_WHAT THE TASK ASKS_. From the listing below, extract each entry exactly as written, minus the images.

_RECORDED DATA_.
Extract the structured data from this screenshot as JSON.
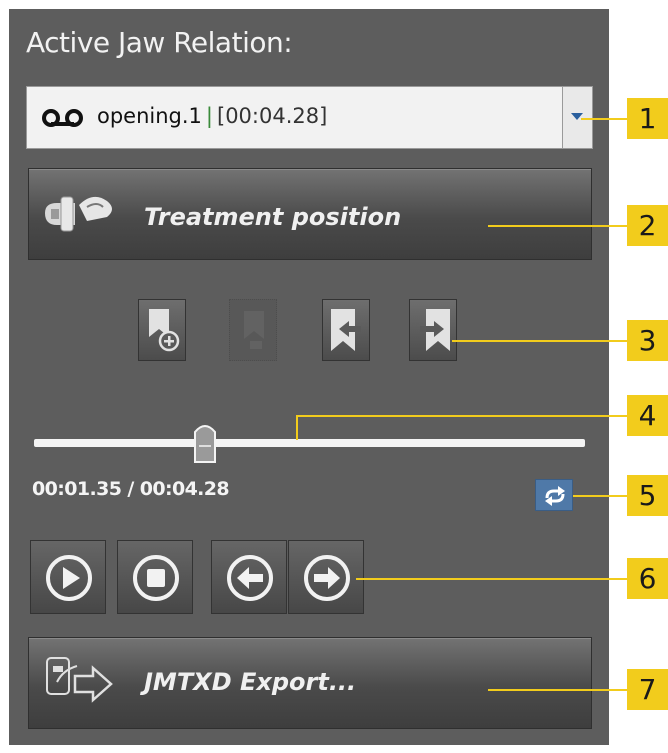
{
  "panel": {
    "title": "Active Jaw Relation:",
    "dropdown": {
      "recording_name": "opening.1",
      "separator": "|",
      "duration": "[00:04.28]",
      "icon": "recording-icon",
      "arrow_icon": "dropdown-arrow-icon"
    },
    "treatment_button": {
      "label": "Treatment position",
      "icon": "jaw-treatment-icon"
    },
    "bookmark_tools": [
      {
        "name": "add-bookmark",
        "icon": "bookmark-add-icon",
        "enabled": true
      },
      {
        "name": "remove-bookmark",
        "icon": "bookmark-remove-icon",
        "enabled": false
      },
      {
        "name": "previous-bookmark",
        "icon": "bookmark-prev-icon",
        "enabled": true
      },
      {
        "name": "next-bookmark",
        "icon": "bookmark-next-icon",
        "enabled": true
      }
    ],
    "timeline": {
      "position_fraction": 0.31
    },
    "time_readout": "00:01.35 / 00:04.28",
    "loop_button": {
      "icon": "loop-icon",
      "active": true
    },
    "playback": [
      {
        "name": "play",
        "icon": "play-icon"
      },
      {
        "name": "stop",
        "icon": "stop-icon"
      },
      {
        "name": "step-back",
        "icon": "arrow-left-icon"
      },
      {
        "name": "step-forward",
        "icon": "arrow-right-icon"
      }
    ],
    "export_button": {
      "label": "JMTXD Export...",
      "icon": "export-icon"
    }
  },
  "callouts": [
    "1",
    "2",
    "3",
    "4",
    "5",
    "6",
    "7"
  ],
  "colors": {
    "panel_bg": "#5d5d5d",
    "callout": "#f2cc1c",
    "loop_active": "#4f79a8"
  }
}
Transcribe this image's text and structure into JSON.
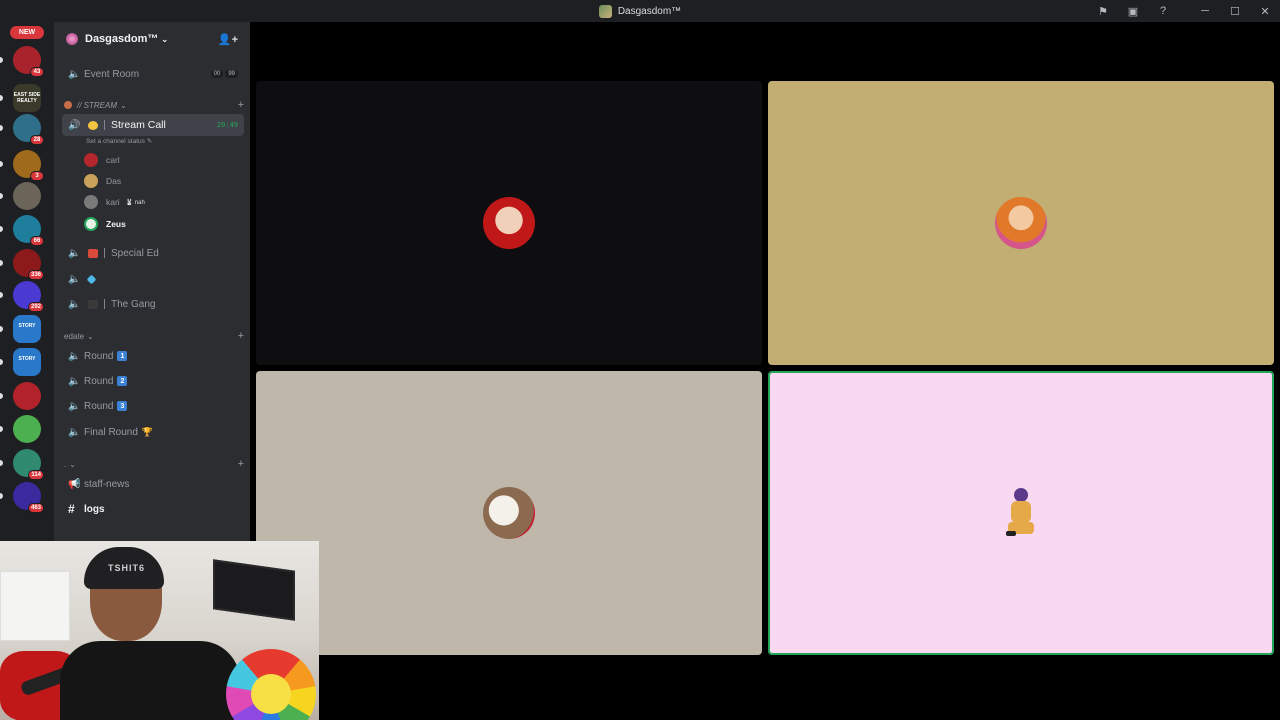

_SOLUTION TO THIS PROBLEM_.
Extract the structured data from this screenshot as JSON.
{
  "panel": {
    "title": "Active Jaw Relation:",
    "dropdown": {
      "recording_name": "opening.1",
      "separator": "|",
      "duration": "[00:04.28]",
      "icon": "recording-icon",
      "arrow_icon": "dropdown-arrow-icon"
    },
    "treatment_button": {
      "label": "Treatment position",
      "icon": "jaw-treatment-icon"
    },
    "bookmark_tools": [
      {
        "name": "add-bookmark",
        "icon": "bookmark-add-icon",
        "enabled": true
      },
      {
        "name": "remove-bookmark",
        "icon": "bookmark-remove-icon",
        "enabled": false
      },
      {
        "name": "previous-bookmark",
        "icon": "bookmark-prev-icon",
        "enabled": true
      },
      {
        "name": "next-bookmark",
        "icon": "bookmark-next-icon",
        "enabled": true
      }
    ],
    "timeline": {
      "position_fraction": 0.31
    },
    "time_readout": "00:01.35 / 00:04.28",
    "loop_button": {
      "icon": "loop-icon",
      "active": true
    },
    "playback": [
      {
        "name": "play",
        "icon": "play-icon"
      },
      {
        "name": "stop",
        "icon": "stop-icon"
      },
      {
        "name": "step-back",
        "icon": "arrow-left-icon"
      },
      {
        "name": "step-forward",
        "icon": "arrow-right-icon"
      }
    ],
    "export_button": {
      "label": "JMTXD Export...",
      "icon": "export-icon"
    }
  },
  "callouts": [
    "1",
    "2",
    "3",
    "4",
    "5",
    "6",
    "7"
  ],
  "colors": {
    "panel_bg": "#5d5d5d",
    "callout": "#f2cc1c",
    "loop_active": "#4f79a8"
  }
}
Transcribe this image's text and structure into JSON.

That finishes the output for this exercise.